» YOUR OBJECTIVE:
Only lines holding the word "label" should be copied from the material.
# Start of GIVEN ENTRIES
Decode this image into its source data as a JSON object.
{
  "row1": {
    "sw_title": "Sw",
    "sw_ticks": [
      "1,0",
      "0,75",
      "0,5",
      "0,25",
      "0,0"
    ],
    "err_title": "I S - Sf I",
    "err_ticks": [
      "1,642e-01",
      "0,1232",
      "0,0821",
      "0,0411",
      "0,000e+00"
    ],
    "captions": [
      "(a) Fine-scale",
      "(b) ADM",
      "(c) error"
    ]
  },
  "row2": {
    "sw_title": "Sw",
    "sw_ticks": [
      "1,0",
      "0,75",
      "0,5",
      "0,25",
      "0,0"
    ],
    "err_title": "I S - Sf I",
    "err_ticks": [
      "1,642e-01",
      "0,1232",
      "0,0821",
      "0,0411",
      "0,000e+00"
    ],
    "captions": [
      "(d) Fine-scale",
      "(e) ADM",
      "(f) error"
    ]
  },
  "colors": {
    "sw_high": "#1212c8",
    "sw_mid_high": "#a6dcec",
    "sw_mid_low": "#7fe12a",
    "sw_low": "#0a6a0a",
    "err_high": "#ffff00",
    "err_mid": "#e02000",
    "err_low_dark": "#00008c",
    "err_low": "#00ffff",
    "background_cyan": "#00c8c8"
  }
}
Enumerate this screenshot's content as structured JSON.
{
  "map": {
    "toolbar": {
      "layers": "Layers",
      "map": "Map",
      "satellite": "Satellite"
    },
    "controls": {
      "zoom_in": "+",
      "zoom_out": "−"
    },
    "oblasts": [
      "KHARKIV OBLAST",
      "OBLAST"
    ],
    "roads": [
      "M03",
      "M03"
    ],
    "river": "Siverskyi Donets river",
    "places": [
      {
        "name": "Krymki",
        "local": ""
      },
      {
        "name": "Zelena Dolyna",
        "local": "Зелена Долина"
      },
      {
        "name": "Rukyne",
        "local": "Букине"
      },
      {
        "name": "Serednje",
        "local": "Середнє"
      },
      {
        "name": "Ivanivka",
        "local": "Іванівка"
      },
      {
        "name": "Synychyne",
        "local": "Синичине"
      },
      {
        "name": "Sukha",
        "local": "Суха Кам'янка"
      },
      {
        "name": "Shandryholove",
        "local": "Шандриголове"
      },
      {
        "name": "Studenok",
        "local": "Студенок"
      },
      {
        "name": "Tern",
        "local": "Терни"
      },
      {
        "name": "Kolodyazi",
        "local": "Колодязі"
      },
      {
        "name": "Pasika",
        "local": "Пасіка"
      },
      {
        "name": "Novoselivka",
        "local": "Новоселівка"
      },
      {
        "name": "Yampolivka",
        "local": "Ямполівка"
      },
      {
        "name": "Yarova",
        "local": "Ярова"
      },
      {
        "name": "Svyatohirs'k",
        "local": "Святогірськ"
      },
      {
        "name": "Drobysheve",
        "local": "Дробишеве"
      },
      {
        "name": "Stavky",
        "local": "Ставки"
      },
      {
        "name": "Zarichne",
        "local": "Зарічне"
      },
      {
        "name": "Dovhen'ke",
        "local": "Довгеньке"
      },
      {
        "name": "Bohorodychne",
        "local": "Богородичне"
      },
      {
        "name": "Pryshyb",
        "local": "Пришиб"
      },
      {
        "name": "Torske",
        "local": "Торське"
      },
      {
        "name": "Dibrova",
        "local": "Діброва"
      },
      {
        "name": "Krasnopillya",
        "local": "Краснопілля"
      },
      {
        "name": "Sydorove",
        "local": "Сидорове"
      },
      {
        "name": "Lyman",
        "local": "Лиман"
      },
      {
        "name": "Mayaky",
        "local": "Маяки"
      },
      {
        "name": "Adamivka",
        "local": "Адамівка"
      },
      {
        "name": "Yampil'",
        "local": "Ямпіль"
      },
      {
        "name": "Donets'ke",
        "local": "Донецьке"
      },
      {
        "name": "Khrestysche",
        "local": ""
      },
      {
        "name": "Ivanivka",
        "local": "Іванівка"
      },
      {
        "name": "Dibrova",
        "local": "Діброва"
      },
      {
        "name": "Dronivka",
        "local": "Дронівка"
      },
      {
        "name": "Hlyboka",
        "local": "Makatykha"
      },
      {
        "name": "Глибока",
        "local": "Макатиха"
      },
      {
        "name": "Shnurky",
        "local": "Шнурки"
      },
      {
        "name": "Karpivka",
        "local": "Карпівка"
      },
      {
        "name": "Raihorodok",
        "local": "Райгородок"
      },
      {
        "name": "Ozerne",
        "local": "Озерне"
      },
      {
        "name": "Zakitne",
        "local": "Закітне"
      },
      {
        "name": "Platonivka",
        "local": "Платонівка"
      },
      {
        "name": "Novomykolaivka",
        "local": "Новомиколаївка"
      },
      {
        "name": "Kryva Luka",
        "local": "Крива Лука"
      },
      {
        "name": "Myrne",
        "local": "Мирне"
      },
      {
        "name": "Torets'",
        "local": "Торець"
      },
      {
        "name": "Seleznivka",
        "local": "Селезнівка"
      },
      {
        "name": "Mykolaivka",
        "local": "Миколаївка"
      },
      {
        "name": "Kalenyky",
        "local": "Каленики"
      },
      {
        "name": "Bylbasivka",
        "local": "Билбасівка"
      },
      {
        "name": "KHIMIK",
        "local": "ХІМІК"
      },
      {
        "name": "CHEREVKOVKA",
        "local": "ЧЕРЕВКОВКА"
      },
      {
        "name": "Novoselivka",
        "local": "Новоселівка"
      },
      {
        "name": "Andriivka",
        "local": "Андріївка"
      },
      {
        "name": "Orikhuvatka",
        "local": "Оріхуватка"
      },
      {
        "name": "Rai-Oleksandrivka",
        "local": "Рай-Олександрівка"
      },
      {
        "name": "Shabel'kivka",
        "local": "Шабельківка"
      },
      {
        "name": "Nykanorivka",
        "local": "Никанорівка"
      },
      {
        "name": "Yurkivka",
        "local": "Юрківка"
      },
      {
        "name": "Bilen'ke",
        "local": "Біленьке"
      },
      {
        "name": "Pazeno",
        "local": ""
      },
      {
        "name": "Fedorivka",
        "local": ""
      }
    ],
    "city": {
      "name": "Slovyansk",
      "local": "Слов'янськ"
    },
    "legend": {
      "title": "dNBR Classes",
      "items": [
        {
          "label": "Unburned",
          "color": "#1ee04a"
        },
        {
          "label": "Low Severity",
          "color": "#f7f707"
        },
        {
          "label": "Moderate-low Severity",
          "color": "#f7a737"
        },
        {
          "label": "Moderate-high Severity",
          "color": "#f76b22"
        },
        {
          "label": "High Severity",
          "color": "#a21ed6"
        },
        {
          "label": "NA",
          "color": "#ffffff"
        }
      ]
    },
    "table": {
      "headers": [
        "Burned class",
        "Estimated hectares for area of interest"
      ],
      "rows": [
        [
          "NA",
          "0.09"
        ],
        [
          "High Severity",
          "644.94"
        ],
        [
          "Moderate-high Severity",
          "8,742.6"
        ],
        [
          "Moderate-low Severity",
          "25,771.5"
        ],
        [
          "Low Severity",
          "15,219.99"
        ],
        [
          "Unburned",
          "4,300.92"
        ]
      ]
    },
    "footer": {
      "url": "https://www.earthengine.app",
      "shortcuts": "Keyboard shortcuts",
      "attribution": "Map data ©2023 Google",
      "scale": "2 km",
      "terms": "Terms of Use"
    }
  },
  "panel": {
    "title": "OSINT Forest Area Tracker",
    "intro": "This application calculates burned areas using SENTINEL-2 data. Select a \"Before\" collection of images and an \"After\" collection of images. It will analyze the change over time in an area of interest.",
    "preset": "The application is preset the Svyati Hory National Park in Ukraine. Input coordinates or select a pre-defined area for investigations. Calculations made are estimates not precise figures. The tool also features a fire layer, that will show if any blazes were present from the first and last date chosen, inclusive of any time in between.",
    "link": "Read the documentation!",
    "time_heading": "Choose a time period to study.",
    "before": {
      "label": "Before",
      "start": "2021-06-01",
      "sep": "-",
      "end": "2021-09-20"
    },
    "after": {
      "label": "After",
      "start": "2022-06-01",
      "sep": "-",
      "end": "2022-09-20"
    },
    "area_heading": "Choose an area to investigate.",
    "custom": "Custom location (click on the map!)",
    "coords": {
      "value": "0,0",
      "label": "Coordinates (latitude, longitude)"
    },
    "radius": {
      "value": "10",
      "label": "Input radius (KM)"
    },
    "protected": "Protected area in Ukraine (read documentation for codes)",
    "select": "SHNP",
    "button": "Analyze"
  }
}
# End of GIVEN ENTRIES
» TASK SOLUTION:
          "label": "Unburned",
          "label": "Low Severity",
          "label": "Moderate-low Severity",
          "label": "Moderate-high Severity",
          "label": "High Severity",
          "label": "NA",
      "label": "Before",
      "label": "After",
      "label": "Coordinates (latitude, longitude)"
      "label": "Input radius (KM)"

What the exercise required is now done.